**EXERCISE DIRECTIONS**
Filter the listing and keep only the lines with the word "части".

(Dataset entries)
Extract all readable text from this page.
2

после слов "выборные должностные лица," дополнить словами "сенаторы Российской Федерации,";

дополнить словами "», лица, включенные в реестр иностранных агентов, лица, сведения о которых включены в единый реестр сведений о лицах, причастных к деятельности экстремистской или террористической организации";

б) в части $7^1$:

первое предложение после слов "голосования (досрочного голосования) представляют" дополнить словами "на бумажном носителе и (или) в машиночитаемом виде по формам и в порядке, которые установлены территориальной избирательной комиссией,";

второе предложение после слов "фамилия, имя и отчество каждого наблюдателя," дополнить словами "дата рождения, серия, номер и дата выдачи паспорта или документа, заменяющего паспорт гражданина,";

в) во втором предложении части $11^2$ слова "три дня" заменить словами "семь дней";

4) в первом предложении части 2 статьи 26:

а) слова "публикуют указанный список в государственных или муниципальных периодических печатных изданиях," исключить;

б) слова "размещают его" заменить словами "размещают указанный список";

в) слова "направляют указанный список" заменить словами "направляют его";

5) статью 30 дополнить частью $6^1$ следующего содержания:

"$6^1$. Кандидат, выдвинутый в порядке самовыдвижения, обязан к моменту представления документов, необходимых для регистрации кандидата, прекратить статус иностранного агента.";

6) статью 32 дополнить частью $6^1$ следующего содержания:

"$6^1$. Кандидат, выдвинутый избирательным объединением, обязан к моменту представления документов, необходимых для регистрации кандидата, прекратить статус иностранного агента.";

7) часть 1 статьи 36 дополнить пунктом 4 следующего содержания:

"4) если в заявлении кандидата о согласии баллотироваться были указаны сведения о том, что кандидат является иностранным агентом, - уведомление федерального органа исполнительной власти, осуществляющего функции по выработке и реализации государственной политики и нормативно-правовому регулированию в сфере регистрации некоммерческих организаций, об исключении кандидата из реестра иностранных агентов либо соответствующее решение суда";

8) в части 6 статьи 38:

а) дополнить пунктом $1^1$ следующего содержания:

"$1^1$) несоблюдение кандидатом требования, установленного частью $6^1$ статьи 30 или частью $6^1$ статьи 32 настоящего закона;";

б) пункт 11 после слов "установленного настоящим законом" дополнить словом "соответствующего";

**TASK OUTPUT**
б) в части $7^1$:
в) во втором предложении части $11^2$ слова "три дня" заменить словами "семь дней";
4) в первом предложении части 2 статьи 26:
8) в части 6 статьи 38:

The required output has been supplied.